* **Instruction**:
Restate every line of the material, word for word.

* **Provided material**:
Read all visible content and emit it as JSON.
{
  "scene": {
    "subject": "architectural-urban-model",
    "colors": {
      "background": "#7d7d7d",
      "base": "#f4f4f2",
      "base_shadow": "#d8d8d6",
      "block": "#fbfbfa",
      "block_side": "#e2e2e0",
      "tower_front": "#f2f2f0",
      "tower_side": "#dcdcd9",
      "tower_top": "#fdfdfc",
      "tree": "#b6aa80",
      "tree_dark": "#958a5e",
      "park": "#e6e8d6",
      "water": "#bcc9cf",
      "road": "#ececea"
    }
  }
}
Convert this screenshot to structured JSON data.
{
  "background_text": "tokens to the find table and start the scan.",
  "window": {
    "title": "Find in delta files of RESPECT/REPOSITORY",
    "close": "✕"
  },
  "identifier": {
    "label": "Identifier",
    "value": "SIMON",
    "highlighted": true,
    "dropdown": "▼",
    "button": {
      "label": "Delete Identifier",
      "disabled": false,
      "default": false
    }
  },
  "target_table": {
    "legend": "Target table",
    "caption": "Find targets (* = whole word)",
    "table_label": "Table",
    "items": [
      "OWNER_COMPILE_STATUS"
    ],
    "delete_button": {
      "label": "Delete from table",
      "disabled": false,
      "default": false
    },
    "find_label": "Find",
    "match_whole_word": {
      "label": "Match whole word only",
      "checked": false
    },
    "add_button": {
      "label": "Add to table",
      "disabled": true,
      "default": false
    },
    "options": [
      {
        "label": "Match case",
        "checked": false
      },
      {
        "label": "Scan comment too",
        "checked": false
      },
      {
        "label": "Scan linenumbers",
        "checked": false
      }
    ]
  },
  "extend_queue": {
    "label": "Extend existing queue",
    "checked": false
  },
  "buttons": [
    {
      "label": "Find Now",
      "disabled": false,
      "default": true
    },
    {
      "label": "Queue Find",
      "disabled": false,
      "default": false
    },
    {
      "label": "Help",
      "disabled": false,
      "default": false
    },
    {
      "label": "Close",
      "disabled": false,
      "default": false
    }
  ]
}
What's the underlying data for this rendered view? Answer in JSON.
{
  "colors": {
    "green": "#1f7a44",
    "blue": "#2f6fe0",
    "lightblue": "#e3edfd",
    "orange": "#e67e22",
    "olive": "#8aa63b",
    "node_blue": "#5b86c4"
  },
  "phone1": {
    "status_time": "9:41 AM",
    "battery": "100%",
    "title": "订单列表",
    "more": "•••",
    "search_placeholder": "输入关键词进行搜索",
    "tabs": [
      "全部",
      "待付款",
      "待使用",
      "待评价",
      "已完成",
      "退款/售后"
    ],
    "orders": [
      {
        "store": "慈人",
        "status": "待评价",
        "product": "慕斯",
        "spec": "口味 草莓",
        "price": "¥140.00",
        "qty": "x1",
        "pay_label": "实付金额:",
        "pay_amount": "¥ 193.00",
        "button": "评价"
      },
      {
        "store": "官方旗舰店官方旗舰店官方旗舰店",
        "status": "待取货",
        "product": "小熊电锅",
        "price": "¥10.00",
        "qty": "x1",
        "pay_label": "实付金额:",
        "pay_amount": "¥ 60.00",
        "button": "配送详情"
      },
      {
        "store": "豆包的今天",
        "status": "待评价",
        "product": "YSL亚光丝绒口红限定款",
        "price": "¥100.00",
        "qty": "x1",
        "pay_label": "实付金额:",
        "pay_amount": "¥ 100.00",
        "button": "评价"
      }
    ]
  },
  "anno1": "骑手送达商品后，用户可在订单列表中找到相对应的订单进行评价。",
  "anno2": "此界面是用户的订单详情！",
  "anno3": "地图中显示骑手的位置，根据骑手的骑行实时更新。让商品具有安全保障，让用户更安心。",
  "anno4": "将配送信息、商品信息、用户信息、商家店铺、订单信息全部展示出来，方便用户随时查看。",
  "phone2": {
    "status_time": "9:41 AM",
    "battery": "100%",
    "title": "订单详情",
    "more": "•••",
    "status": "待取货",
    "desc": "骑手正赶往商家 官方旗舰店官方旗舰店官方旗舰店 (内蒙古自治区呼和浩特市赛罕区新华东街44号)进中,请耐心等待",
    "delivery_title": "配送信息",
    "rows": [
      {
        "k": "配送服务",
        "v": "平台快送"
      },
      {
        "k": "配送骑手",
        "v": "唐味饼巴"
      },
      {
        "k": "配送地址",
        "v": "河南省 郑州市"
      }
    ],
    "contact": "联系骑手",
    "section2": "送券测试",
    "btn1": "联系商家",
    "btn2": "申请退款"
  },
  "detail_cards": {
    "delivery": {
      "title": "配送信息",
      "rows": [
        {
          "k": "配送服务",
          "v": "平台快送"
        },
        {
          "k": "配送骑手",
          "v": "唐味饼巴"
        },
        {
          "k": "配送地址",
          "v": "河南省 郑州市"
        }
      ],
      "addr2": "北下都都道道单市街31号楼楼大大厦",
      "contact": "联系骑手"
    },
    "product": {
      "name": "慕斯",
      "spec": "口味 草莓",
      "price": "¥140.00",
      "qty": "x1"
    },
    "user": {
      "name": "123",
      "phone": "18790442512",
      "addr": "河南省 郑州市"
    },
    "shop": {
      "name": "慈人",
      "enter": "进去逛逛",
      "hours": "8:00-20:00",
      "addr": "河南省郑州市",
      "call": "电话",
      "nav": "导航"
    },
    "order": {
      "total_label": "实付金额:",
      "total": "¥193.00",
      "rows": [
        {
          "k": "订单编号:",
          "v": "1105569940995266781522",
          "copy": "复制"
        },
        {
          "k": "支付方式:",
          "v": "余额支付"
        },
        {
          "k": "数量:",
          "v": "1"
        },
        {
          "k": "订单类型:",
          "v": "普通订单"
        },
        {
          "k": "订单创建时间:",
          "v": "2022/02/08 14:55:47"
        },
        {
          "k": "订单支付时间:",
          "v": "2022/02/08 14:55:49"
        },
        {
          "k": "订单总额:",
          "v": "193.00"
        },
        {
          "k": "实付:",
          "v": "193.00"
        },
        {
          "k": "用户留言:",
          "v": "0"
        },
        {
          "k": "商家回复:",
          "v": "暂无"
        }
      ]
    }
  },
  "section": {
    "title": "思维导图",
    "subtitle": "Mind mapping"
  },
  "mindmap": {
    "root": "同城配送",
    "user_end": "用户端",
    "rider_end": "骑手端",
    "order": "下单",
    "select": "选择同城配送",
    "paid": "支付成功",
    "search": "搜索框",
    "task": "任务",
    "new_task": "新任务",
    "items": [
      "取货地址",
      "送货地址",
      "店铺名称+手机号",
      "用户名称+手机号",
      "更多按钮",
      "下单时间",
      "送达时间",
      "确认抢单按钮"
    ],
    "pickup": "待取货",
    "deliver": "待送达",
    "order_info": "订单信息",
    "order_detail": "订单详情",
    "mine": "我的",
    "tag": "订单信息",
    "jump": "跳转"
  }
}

* **Expected answer**:
Read all visible content and emit it as JSON.
{
  "scene": {
    "subject": "architectural-urban-model",
    "colors": {
      "background": "#7d7d7d",
      "base": "#f4f4f2",
      "base_shadow": "#d8d8d6",
      "block": "#fbfbfa",
      "block_side": "#e2e2e0",
      "tower_front": "#f2f2f0",
      "tower_side": "#dcdcd9",
      "tower_top": "#fdfdfc",
      "tree": "#b6aa80",
      "tree_dark": "#958a5e",
      "park": "#e6e8d6",
      "water": "#bcc9cf",
      "road": "#ececea"
    }
  }
}
Convert this screenshot to structured JSON data.
{
  "background_text": "tokens to the find table and start the scan.",
  "window": {
    "title": "Find in delta files of RESPECT/REPOSITORY",
    "close": "✕"
  },
  "identifier": {
    "label": "Identifier",
    "value": "SIMON",
    "highlighted": true,
    "dropdown": "▼",
    "button": {
      "label": "Delete Identifier",
      "disabled": false,
      "default": false
    }
  },
  "target_table": {
    "legend": "Target table",
    "caption": "Find targets (* = whole word)",
    "table_label": "Table",
    "items": [
      "OWNER_COMPILE_STATUS"
    ],
    "delete_button": {
      "label": "Delete from table",
      "disabled": false,
      "default": false
    },
    "find_label": "Find",
    "match_whole_word": {
      "label": "Match whole word only",
      "checked": false
    },
    "add_button": {
      "label": "Add to table",
      "disabled": true,
      "default": false
    },
    "options": [
      {
        "label": "Match case",
        "checked": false
      },
      {
        "label": "Scan comment too",
        "checked": false
      },
      {
        "label": "Scan linenumbers",
        "checked": false
      }
    ]
  },
  "extend_queue": {
    "label": "Extend existing queue",
    "checked": false
  },
  "buttons": [
    {
      "label": "Find Now",
      "disabled": false,
      "default": true
    },
    {
      "label": "Queue Find",
      "disabled": false,
      "default": false
    },
    {
      "label": "Help",
      "disabled": false,
      "default": false
    },
    {
      "label": "Close",
      "disabled": false,
      "default": false
    }
  ]
}
What's the underlying data for this rendered view? Answer in JSON.
{
  "colors": {
    "green": "#1f7a44",
    "blue": "#2f6fe0",
    "lightblue": "#e3edfd",
    "orange": "#e67e22",
    "olive": "#8aa63b",
    "node_blue": "#5b86c4"
  },
  "phone1": {
    "status_time": "9:41 AM",
    "battery": "100%",
    "title": "订单列表",
    "more": "•••",
    "search_placeholder": "输入关键词进行搜索",
    "tabs": [
      "全部",
      "待付款",
      "待使用",
      "待评价",
      "已完成",
      "退款/售后"
    ],
    "orders": [
      {
        "store": "慈人",
        "status": "待评价",
        "product": "慕斯",
        "spec": "口味 草莓",
        "price": "¥140.00",
        "qty": "x1",
        "pay_label": "实付金额:",
        "pay_amount": "¥ 193.00",
        "button": "评价"
      },
      {
        "store": "官方旗舰店官方旗舰店官方旗舰店",
        "status": "待取货",
        "product": "小熊电锅",
        "price": "¥10.00",
        "qty": "x1",
        "pay_label": "实付金额:",
        "pay_amount": "¥ 60.00",
        "button": "配送详情"
      },
      {
        "store": "豆包的今天",
        "status": "待评价",
        "product": "YSL亚光丝绒口红限定款",
        "price": "¥100.00",
        "qty": "x1",
        "pay_label": "实付金额:",
        "pay_amount": "¥ 100.00",
        "button": "评价"
      }
    ]
  },
  "anno1": "骑手送达商品后，用户可在订单列表中找到相对应的订单进行评价。",
  "anno2": "此界面是用户的订单详情！",
  "anno3": "地图中显示骑手的位置，根据骑手的骑行实时更新。让商品具有安全保障，让用户更安心。",
  "anno4": "将配送信息、商品信息、用户信息、商家店铺、订单信息全部展示出来，方便用户随时查看。",
  "phone2": {
    "status_time": "9:41 AM",
    "battery": "100%",
    "title": "订单详情",
    "more": "•••",
    "status": "待取货",
    "desc": "骑手正赶往商家 官方旗舰店官方旗舰店官方旗舰店 (内蒙古自治区呼和浩特市赛罕区新华东街44号)进中,请耐心等待",
    "delivery_title": "配送信息",
    "rows": [
      {
        "k": "配送服务",
        "v": "平台快送"
      },
      {
        "k": "配送骑手",
        "v": "唐味饼巴"
      },
      {
        "k": "配送地址",
        "v": "河南省 郑州市"
      }
    ],
    "contact": "联系骑手",
    "section2": "送券测试",
    "btn1": "联系商家",
    "btn2": "申请退款"
  },
  "detail_cards": {
    "delivery": {
      "title": "配送信息",
      "rows": [
        {
          "k": "配送服务",
          "v": "平台快送"
        },
        {
          "k": "配送骑手",
          "v": "唐味饼巴"
        },
        {
          "k": "配送地址",
          "v": "河南省 郑州市"
        }
      ],
      "addr2": "北下都都道道单市街31号楼楼大大厦",
      "contact": "联系骑手"
    },
    "product": {
      "name": "慕斯",
      "spec": "口味 草莓",
      "price": "¥140.00",
      "qty": "x1"
    },
    "user": {
      "name": "123",
      "phone": "18790442512",
      "addr": "河南省 郑州市"
    },
    "shop": {
      "name": "慈人",
      "enter": "进去逛逛",
      "hours": "8:00-20:00",
      "addr": "河南省郑州市",
      "call": "电话",
      "nav": "导航"
    },
    "order": {
      "total_label": "实付金额:",
      "total": "¥193.00",
      "rows": [
        {
          "k": "订单编号:",
          "v": "1105569940995266781522",
          "copy": "复制"
        },
        {
          "k": "支付方式:",
          "v": "余额支付"
        },
        {
          "k": "数量:",
          "v": "1"
        },
        {
          "k": "订单类型:",
          "v": "普通订单"
        },
        {
          "k": "订单创建时间:",
          "v": "2022/02/08 14:55:47"
        },
        {
          "k": "订单支付时间:",
          "v": "2022/02/08 14:55:49"
        },
        {
          "k": "订单总额:",
          "v": "193.00"
        },
        {
          "k": "实付:",
          "v": "193.00"
        },
        {
          "k": "用户留言:",
          "v": "0"
        },
        {
          "k": "商家回复:",
          "v": "暂无"
        }
      ]
    }
  },
  "section": {
    "title": "思维导图",
    "subtitle": "Mind mapping"
  },
  "mindmap": {
    "root": "同城配送",
    "user_end": "用户端",
    "rider_end": "骑手端",
    "order": "下单",
    "select": "选择同城配送",
    "paid": "支付成功",
    "search": "搜索框",
    "task": "任务",
    "new_task": "新任务",
    "items": [
      "取货地址",
      "送货地址",
      "店铺名称+手机号",
      "用户名称+手机号",
      "更多按钮",
      "下单时间",
      "送达时间",
      "确认抢单按钮"
    ],
    "pickup": "待取货",
    "deliver": "待送达",
    "order_info": "订单信息",
    "order_detail": "订单详情",
    "mine": "我的",
    "tag": "订单信息",
    "jump": "跳转"
  }
}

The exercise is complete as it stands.